───── RECORDS
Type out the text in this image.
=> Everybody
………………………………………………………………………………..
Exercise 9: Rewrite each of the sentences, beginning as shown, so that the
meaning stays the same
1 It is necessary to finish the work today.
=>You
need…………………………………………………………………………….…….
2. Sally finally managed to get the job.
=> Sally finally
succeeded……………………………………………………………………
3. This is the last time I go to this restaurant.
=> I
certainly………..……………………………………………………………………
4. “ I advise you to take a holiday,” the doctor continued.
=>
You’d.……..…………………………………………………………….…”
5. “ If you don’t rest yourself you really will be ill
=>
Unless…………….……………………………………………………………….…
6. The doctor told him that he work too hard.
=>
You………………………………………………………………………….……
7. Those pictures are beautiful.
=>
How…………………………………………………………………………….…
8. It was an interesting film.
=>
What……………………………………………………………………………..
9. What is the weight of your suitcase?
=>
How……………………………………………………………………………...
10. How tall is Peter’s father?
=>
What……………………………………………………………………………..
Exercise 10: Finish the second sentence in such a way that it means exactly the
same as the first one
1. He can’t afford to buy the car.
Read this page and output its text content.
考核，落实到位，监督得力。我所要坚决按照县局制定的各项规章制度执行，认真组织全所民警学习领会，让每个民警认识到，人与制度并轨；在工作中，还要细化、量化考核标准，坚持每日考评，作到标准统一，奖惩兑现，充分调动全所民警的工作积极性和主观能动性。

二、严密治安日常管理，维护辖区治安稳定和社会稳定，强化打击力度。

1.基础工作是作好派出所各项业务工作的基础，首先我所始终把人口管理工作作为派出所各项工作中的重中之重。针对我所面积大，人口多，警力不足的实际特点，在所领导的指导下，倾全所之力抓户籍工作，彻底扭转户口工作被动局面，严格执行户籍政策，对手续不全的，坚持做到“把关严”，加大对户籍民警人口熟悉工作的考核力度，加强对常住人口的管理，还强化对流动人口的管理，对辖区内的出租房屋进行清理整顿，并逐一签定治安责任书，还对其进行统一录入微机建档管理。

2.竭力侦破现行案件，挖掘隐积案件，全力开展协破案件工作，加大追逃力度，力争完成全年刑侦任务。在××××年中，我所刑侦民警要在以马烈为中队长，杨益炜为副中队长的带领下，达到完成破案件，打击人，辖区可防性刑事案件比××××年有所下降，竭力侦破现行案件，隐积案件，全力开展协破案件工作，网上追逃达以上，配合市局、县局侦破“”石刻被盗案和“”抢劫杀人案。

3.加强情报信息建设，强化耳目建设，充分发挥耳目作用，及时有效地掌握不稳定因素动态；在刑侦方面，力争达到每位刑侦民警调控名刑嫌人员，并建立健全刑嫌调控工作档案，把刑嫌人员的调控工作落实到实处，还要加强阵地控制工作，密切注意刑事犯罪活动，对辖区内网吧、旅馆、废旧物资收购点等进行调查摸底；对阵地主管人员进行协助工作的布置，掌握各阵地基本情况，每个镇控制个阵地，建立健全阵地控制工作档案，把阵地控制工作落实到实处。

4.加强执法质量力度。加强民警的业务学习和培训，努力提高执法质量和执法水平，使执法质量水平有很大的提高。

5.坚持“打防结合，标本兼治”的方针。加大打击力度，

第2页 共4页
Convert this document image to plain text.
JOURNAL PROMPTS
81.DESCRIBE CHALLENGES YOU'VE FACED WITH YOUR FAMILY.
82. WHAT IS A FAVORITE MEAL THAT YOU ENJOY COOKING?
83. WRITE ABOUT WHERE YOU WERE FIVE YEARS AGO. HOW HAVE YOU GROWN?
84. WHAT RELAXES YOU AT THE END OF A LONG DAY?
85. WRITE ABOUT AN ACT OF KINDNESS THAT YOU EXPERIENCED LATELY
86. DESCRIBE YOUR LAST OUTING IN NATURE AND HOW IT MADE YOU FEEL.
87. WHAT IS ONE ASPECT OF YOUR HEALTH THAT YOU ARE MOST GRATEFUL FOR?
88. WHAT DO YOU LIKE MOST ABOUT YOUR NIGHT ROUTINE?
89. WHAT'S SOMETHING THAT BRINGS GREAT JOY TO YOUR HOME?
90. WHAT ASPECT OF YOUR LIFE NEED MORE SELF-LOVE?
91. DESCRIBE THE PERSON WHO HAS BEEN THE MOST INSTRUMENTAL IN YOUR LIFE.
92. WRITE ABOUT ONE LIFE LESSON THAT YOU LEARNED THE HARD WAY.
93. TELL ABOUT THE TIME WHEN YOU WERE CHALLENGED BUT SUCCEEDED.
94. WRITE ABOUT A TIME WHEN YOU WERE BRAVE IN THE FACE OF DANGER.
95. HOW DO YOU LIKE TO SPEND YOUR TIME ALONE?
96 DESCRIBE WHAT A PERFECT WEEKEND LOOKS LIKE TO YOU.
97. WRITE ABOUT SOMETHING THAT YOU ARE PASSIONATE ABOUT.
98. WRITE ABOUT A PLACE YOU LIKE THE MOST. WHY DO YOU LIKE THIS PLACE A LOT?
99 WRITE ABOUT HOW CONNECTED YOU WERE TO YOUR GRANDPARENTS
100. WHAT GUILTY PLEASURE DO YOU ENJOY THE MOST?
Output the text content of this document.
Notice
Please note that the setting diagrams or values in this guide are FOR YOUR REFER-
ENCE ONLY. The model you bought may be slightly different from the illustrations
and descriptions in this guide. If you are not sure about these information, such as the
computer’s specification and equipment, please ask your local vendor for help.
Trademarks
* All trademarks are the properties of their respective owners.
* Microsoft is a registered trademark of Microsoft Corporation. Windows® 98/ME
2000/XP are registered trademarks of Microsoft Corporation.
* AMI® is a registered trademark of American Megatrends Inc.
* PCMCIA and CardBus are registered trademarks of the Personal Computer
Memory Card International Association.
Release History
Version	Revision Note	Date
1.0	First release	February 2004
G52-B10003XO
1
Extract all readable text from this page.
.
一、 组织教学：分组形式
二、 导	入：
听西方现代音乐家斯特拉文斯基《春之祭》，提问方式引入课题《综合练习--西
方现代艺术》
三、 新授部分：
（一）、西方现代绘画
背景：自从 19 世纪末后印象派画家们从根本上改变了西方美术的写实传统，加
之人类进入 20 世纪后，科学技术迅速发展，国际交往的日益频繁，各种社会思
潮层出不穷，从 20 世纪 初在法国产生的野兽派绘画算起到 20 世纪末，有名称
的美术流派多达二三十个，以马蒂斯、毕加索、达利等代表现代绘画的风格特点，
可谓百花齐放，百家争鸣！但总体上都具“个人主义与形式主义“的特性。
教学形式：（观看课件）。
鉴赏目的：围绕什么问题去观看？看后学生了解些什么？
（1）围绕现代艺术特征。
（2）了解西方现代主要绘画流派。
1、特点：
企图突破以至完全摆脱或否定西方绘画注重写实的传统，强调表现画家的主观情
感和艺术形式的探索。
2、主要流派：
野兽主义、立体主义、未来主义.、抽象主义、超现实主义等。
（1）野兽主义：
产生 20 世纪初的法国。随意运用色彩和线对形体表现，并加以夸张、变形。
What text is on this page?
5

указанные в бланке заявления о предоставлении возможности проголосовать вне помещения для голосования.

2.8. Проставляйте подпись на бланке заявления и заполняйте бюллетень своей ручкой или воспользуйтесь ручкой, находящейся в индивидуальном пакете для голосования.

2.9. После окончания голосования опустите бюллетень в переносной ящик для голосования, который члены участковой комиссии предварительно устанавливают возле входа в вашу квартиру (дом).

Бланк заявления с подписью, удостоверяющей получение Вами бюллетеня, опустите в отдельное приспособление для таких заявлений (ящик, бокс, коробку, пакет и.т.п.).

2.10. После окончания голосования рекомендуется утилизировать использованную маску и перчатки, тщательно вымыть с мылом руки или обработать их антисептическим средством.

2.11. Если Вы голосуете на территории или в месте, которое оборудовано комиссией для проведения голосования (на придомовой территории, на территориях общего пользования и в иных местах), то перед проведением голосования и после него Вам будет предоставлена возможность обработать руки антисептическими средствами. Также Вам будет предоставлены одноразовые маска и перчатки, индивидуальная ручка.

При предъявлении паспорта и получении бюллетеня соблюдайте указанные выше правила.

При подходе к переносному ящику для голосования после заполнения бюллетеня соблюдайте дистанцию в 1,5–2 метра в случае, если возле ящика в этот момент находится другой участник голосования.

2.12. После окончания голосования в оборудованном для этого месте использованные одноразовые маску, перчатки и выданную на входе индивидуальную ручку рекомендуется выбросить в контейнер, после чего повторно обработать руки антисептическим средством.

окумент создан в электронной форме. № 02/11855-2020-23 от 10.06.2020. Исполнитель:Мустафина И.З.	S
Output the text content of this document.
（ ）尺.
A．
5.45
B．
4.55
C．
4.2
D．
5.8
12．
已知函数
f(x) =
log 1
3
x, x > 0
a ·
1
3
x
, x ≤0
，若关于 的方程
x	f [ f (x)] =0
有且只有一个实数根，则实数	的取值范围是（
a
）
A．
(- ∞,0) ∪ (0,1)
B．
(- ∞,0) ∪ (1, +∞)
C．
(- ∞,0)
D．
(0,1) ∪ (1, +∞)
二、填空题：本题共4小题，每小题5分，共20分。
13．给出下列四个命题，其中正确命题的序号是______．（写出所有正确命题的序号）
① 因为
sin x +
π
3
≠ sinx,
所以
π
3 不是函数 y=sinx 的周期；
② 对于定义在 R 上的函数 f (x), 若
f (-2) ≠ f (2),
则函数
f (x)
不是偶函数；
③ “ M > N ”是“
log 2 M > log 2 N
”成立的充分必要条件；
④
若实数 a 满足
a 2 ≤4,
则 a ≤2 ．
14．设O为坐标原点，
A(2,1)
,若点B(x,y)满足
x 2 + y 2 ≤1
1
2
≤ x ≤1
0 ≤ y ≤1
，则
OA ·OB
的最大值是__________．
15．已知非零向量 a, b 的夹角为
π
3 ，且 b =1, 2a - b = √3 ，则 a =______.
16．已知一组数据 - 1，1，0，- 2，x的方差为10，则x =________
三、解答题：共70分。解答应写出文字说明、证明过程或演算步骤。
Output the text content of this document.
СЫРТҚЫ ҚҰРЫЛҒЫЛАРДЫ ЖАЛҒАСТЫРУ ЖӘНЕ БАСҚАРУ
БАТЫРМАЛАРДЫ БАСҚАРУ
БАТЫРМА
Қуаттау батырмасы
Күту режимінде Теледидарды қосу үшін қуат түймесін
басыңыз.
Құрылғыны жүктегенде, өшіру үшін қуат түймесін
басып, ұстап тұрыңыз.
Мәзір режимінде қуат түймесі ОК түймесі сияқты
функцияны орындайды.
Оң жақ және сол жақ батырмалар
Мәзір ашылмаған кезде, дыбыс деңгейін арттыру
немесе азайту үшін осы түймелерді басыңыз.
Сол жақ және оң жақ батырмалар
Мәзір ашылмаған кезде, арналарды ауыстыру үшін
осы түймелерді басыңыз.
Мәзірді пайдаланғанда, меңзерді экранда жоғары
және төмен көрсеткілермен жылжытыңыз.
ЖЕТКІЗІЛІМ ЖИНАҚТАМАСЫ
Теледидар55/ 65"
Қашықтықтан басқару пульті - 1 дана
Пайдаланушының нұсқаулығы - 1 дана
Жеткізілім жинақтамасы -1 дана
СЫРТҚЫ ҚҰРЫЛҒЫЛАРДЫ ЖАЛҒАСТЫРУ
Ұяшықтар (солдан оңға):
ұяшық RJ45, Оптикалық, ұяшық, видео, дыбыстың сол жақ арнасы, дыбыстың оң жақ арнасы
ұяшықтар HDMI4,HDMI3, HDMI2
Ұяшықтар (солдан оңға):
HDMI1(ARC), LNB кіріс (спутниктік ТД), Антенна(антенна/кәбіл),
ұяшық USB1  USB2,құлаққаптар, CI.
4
──────────
* WORK TO COMPLETE: Across the records, count the lines holding the string "Exercise". Give the number and stop.

* TASK SOLUTION: 2